AIM OF THE TASK: Identify and copy all lines of the material where the string "фазовых" is found.

EXTRACTED DATA:
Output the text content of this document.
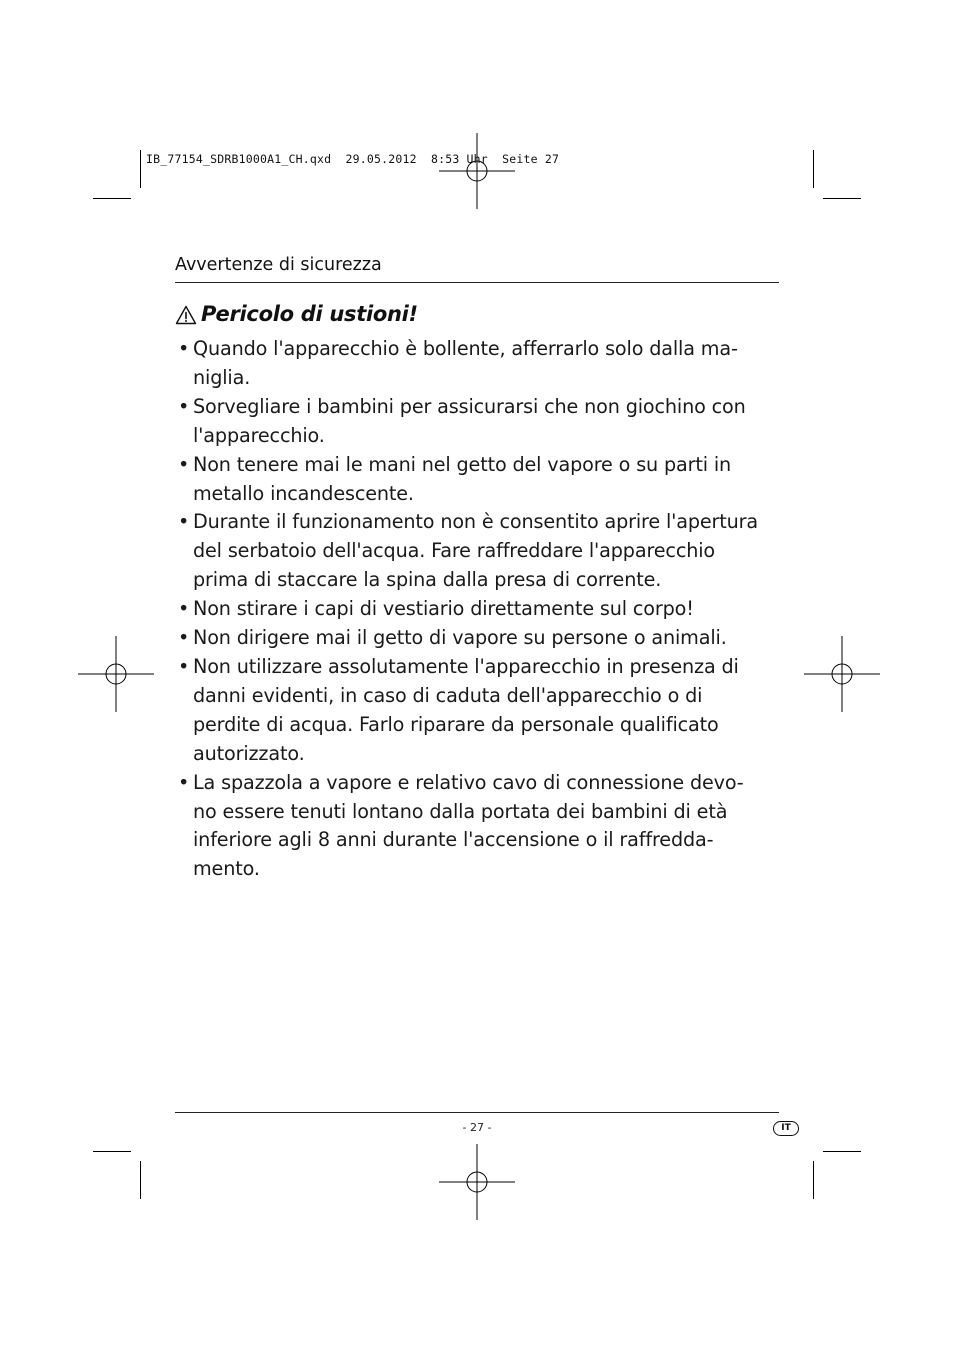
IB_77154_SDRB1000A1_CH.qxd  29.05.2012  8:53 Uhr  Seite 27
Avvertenze di sicurezza
Pericolo di ustioni!
• Quando l'apparecchio è bollente, afferrarlo solo dalla ma-
niglia.
• Sorvegliare i bambini per assicurarsi che non giochino con
l'apparecchio.
• Non tenere mai le mani nel getto del vapore o su parti in
metallo incandescente.
• Durante il funzionamento non è consentito aprire l'apertura
del serbatoio dell'acqua. Fare raffreddare l'apparecchio
prima di staccare la spina dalla presa di corrente.
• Non stirare i capi di vestiario direttamente sul corpo!
• Non dirigere mai il getto di vapore su persone o animali.
• Non utilizzare assolutamente l'apparecchio in presenza di
danni evidenti, in caso di caduta dell'apparecchio o di
perdite di acqua. Farlo riparare da personale qualificato
autorizzato.
• La spazzola a vapore e relativo cavo di connessione devo-
no essere tenuti lontano dalla portata dei bambini di età
inferiore agli 8 anni durante l'accensione o il raffredda-
mento.
- 27 -	IT
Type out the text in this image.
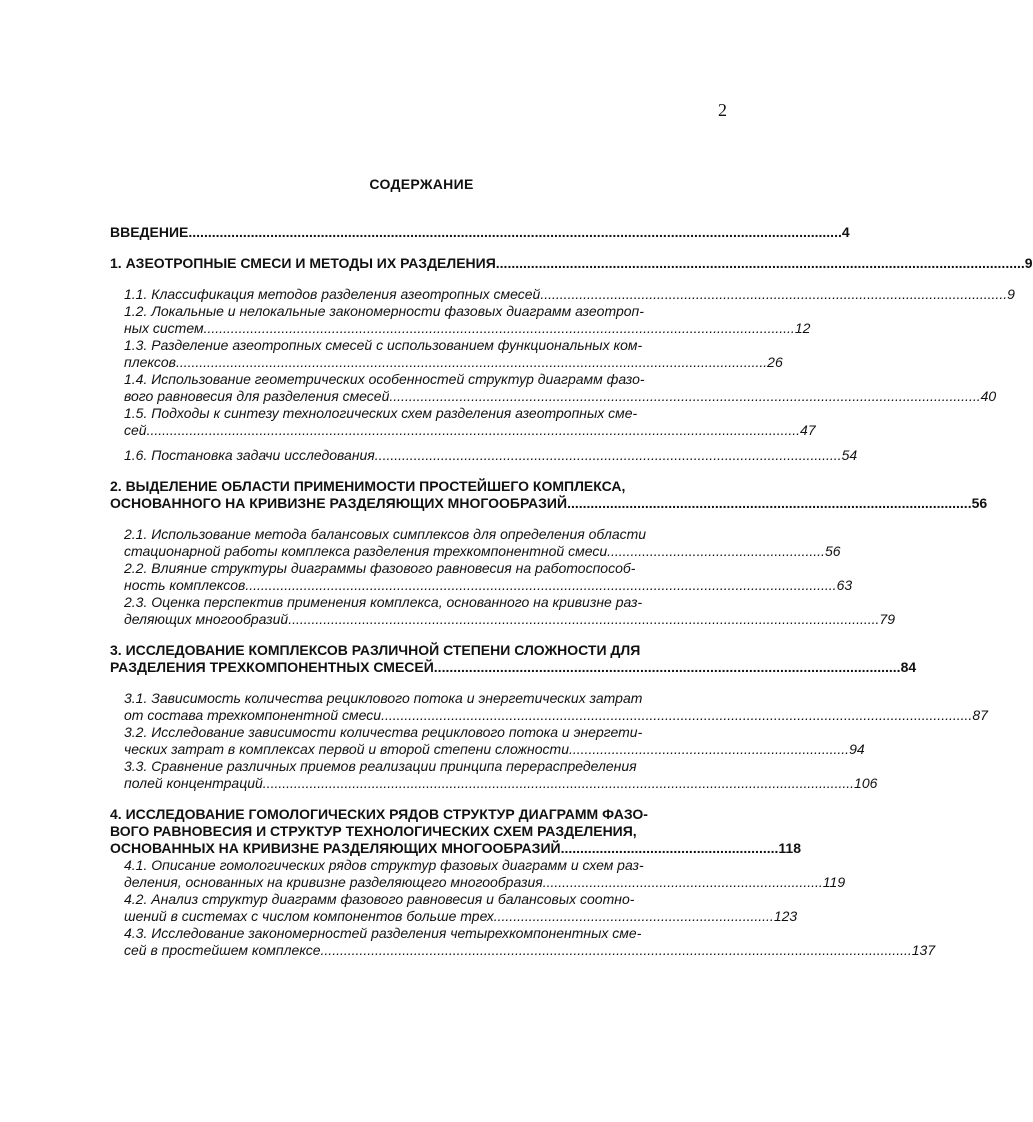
2
СОДЕРЖАНИЕ
ВВЕДЕНИЕ ........................................................................................................................................................................ 4
1. АЗЕОТРОПНЫЕ СМЕСИ И МЕТОДЫ ИХ РАЗДЕЛЕНИЯ ........................................................................................................................................ 9
1.1. Классификация методов разделения азеотропных смесей ........................................................................................................................ 9
1.2. Локальные и нелокальные закономерности фазовых диаграмм азеотроп-
ных систем ........................................................................................................................................................ 12
1.3. Разделение азеотропных смесей с использованием функциональных ком-
плексов ........................................................................................................................................................ 26
1.4. Использование геометрических особенностей структур диаграмм фазо-
вого равновесия для разделения смесей ........................................................................................................................................................ 40
1.5. Подходы к синтезу технологических схем разделения азеотропных сме-
сей ........................................................................................................................................................................ 47
1.6. Постановка задачи исследования ........................................................................................................................ 54
2. ВЫДЕЛЕНИЕ ОБЛАСТИ ПРИМЕНИМОСТИ ПРОСТЕЙШЕГО КОМПЛЕКСА,
ОСНОВАННОГО НА КРИВИЗНЕ РАЗДЕЛЯЮЩИХ МНОГООБРАЗИЙ ........................................................................................................ 56
2.1. Использование метода балансовых симплексов для определения области
стационарной работы комплекса разделения трехкомпонентной смеси ........................................................ 56
2.2. Влияние структуры диаграммы фазового равновесия на работоспособ-
ность комплексов ........................................................................................................................................................ 63
2.3. Оценка перспектив применения комплекса, основанного на кривизне раз-
деляющих многообразий ........................................................................................................................................................ 79
3. ИССЛЕДОВАНИЕ КОМПЛЕКСОВ РАЗЛИЧНОЙ СТЕПЕНИ СЛОЖНОСТИ ДЛЯ
РАЗДЕЛЕНИЯ ТРЕХКОМПОНЕНТНЫХ СМЕСЕЙ ........................................................................................................................ 84
3.1. Зависимость количества рециклового потока и энергетических затрат
от состава трехкомпонентной смеси ........................................................................................................................................................ 87
3.2. Исследование зависимости количества рециклового потока и энергети-
ческих затрат в комплексах первой и второй степени сложности ........................................................................ 94
3.3. Сравнение различных приемов реализации принципа перераспределения
полей концентраций ........................................................................................................................................................ 106
4. ИССЛЕДОВАНИЕ ГОМОЛОГИЧЕСКИХ РЯДОВ СТРУКТУР ДИАГРАММ ФАЗО-
ВОГО РАВНОВЕСИЯ И СТРУКТУР ТЕХНОЛОГИЧЕСКИХ СХЕМ РАЗДЕЛЕНИЯ,
ОСНОВАННЫХ НА КРИВИЗНЕ РАЗДЕЛЯЮЩИХ МНОГООБРАЗИЙ ........................................................ 118
4.1. Описание гомологических рядов структур фазовых диаграмм и схем раз-
деления, основанных на кривизне разделяющего многообразия ........................................................................ 119
4.2. Анализ структур диаграмм фазового равновесия и балансовых соотно-
шений в системах с числом компонентов больше трех ........................................................................ 123
4.3. Исследование закономерностей разделения четырехкомпонентных сме-
сей в простейшем комплексе ........................................................................................................................................................ 137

FINAL RESULT:
1.2. Локальные и нелокальные закономерности фазовых диаграмм азеотроп-
4.1. Описание гомологических рядов структур фазовых диаграмм и схем раз-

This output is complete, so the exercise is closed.